— Start TASK INPUT —
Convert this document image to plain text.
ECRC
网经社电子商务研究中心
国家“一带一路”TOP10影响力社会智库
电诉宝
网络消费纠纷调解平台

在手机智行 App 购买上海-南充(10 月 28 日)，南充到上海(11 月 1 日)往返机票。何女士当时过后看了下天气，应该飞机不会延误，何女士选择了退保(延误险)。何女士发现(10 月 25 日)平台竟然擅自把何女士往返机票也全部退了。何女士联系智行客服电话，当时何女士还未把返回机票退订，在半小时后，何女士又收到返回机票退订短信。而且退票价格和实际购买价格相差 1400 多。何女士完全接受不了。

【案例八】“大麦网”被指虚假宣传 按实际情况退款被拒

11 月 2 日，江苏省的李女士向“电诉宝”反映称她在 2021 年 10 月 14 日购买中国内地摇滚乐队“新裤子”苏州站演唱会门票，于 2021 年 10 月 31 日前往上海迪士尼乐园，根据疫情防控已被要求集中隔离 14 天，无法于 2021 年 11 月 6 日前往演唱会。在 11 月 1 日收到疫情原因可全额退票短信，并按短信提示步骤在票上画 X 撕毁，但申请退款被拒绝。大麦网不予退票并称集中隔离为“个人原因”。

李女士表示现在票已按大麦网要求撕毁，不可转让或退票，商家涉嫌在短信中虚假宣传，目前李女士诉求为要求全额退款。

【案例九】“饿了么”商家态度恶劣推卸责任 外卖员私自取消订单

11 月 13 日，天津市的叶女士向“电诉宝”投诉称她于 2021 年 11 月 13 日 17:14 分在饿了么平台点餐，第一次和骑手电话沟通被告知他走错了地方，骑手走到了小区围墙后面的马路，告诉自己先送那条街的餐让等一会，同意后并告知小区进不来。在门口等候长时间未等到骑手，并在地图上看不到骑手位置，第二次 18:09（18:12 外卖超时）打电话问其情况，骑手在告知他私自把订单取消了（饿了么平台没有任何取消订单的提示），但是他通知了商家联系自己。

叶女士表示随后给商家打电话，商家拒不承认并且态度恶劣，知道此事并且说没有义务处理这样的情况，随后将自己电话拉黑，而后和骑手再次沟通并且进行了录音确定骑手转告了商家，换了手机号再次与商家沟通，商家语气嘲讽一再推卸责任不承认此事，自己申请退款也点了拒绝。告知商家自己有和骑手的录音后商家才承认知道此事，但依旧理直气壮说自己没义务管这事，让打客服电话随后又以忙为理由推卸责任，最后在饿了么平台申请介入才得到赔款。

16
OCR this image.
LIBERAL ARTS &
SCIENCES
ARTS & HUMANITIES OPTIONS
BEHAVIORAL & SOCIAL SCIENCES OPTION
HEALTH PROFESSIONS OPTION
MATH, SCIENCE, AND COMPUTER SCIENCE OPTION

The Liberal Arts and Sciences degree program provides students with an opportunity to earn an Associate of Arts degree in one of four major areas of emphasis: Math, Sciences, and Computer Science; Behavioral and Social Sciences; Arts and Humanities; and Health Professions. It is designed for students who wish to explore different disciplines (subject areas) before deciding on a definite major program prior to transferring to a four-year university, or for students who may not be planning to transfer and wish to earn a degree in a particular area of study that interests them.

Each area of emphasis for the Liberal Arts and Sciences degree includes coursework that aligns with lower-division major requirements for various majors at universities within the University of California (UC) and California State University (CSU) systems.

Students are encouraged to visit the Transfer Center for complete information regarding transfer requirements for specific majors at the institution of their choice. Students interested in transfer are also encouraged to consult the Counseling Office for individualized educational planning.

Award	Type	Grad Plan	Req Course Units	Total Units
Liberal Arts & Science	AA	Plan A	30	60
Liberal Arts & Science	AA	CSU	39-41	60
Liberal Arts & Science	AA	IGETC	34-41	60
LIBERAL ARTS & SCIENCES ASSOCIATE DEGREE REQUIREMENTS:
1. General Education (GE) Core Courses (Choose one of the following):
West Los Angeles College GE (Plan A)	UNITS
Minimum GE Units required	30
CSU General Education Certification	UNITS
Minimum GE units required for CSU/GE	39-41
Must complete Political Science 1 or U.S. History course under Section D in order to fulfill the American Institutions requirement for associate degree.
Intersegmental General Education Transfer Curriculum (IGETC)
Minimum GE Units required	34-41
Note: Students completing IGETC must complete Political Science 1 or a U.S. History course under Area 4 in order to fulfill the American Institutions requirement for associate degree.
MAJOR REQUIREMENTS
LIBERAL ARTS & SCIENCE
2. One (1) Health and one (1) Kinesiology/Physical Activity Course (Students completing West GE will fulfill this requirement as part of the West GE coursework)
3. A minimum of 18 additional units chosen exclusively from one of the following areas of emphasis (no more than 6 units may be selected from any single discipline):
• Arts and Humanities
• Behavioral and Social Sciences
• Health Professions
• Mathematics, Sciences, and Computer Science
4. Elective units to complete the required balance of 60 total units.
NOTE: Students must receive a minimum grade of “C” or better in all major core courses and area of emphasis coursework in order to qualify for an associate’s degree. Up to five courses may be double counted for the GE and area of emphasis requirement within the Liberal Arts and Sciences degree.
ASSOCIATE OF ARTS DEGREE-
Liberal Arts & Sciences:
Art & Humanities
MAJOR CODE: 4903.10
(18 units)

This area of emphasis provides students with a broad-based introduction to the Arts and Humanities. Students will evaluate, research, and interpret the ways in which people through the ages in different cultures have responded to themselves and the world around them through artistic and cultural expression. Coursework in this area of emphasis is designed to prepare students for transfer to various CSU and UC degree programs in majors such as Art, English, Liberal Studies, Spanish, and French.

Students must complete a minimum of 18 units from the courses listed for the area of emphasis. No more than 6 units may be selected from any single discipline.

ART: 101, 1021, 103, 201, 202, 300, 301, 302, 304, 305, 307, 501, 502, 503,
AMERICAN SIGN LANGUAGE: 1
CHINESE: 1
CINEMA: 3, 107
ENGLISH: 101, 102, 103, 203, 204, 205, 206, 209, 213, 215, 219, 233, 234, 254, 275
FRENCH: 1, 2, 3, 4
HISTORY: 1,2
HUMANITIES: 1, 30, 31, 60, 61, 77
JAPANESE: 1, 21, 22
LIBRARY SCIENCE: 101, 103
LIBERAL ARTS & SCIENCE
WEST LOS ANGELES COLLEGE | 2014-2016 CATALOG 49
— End TASK INPUT —
* **WHAT IS NEEDED**
Your task is to pick out every line with the string "will" and copy it.

* **OUTPUT BELOW**
2. One (1) Health and one (1) Kinesiology/Physical Activity Course (Students completing West GE will fulfill this requirement as part of the West GE coursework)
This area of emphasis provides students with a broad-based introduction to the Arts and Humanities. Students will evaluate, research, and interpret the ways in which people through the ages in different cultures have responded to themselves and the world around them through artistic and cultural expression. Coursework in this area of emphasis is designed to prepare students for transfer to various CSU and UC degree programs in majors such as Art, English, Liberal Studies, Spanish, and French.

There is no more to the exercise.